↓

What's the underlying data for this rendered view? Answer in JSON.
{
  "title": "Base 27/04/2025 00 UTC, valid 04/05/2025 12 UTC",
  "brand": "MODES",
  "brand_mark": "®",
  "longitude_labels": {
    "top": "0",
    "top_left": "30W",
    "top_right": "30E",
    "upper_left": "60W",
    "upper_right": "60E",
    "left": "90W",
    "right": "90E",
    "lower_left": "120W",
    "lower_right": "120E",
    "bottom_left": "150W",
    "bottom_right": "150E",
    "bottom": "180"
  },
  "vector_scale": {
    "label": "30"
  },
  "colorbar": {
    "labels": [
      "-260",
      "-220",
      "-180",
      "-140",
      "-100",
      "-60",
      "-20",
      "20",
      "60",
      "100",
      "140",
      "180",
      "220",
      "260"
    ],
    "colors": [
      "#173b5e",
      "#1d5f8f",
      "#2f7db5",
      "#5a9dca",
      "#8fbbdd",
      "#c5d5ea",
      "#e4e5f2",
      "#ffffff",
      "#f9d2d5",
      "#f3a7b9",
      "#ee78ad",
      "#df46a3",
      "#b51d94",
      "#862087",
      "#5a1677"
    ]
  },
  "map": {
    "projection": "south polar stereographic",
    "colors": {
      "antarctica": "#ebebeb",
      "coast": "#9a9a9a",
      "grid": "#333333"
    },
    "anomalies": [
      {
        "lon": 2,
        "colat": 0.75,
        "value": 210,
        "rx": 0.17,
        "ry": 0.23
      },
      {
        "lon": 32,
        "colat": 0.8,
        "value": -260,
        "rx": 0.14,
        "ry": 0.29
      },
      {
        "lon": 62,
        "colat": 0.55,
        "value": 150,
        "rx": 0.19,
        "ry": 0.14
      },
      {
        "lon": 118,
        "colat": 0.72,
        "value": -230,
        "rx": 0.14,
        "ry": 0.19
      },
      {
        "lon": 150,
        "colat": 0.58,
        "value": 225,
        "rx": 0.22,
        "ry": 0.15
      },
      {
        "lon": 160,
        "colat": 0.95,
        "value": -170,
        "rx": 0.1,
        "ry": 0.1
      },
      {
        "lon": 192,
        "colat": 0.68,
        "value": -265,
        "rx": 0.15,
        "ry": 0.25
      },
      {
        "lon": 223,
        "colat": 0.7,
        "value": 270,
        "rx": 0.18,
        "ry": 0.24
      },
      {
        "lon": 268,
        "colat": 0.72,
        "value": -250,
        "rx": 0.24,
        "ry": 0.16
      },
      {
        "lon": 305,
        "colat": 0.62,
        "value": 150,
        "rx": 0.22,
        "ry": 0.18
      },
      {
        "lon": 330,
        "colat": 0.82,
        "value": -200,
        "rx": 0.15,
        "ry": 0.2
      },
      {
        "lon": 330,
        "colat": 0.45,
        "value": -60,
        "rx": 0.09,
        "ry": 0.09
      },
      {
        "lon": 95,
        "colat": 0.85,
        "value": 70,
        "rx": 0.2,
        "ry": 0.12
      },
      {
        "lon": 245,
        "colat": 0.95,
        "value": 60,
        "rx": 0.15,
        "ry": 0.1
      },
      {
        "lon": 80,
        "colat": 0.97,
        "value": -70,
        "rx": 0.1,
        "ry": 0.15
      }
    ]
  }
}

↑

Print the material above once more, exactly.

◆ **The solution**
What's the underlying data for this rendered view? Answer in JSON.
{
  "title": "Base 27/04/2025 00 UTC, valid 04/05/2025 12 UTC",
  "brand": "MODES",
  "brand_mark": "®",
  "longitude_labels": {
    "top": "0",
    "top_left": "30W",
    "top_right": "30E",
    "upper_left": "60W",
    "upper_right": "60E",
    "left": "90W",
    "right": "90E",
    "lower_left": "120W",
    "lower_right": "120E",
    "bottom_left": "150W",
    "bottom_right": "150E",
    "bottom": "180"
  },
  "vector_scale": {
    "label": "30"
  },
  "colorbar": {
    "labels": [
      "-260",
      "-220",
      "-180",
      "-140",
      "-100",
      "-60",
      "-20",
      "20",
      "60",
      "100",
      "140",
      "180",
      "220",
      "260"
    ],
    "colors": [
      "#173b5e",
      "#1d5f8f",
      "#2f7db5",
      "#5a9dca",
      "#8fbbdd",
      "#c5d5ea",
      "#e4e5f2",
      "#ffffff",
      "#f9d2d5",
      "#f3a7b9",
      "#ee78ad",
      "#df46a3",
      "#b51d94",
      "#862087",
      "#5a1677"
    ]
  },
  "map": {
    "projection": "south polar stereographic",
    "colors": {
      "antarctica": "#ebebeb",
      "coast": "#9a9a9a",
      "grid": "#333333"
    },
    "anomalies": [
      {
        "lon": 2,
        "colat": 0.75,
        "value": 210,
        "rx": 0.17,
        "ry": 0.23
      },
      {
        "lon": 32,
        "colat": 0.8,
        "value": -260,
        "rx": 0.14,
        "ry": 0.29
      },
      {
        "lon": 62,
        "colat": 0.55,
        "value": 150,
        "rx": 0.19,
        "ry": 0.14
      },
      {
        "lon": 118,
        "colat": 0.72,
        "value": -230,
        "rx": 0.14,
        "ry": 0.19
      },
      {
        "lon": 150,
        "colat": 0.58,
        "value": 225,
        "rx": 0.22,
        "ry": 0.15
      },
      {
        "lon": 160,
        "colat": 0.95,
        "value": -170,
        "rx": 0.1,
        "ry": 0.1
      },
      {
        "lon": 192,
        "colat": 0.68,
        "value": -265,
        "rx": 0.15,
        "ry": 0.25
      },
      {
        "lon": 223,
        "colat": 0.7,
        "value": 270,
        "rx": 0.18,
        "ry": 0.24
      },
      {
        "lon": 268,
        "colat": 0.72,
        "value": -250,
        "rx": 0.24,
        "ry": 0.16
      },
      {
        "lon": 305,
        "colat": 0.62,
        "value": 150,
        "rx": 0.22,
        "ry": 0.18
      },
      {
        "lon": 330,
        "colat": 0.82,
        "value": -200,
        "rx": 0.15,
        "ry": 0.2
      },
      {
        "lon": 330,
        "colat": 0.45,
        "value": -60,
        "rx": 0.09,
        "ry": 0.09
      },
      {
        "lon": 95,
        "colat": 0.85,
        "value": 70,
        "rx": 0.2,
        "ry": 0.12
      },
      {
        "lon": 245,
        "colat": 0.95,
        "value": 60,
        "rx": 0.15,
        "ry": 0.1
      },
      {
        "lon": 80,
        "colat": 0.97,
        "value": -70,
        "rx": 0.1,
        "ry": 0.15
      }
    ]
  }
}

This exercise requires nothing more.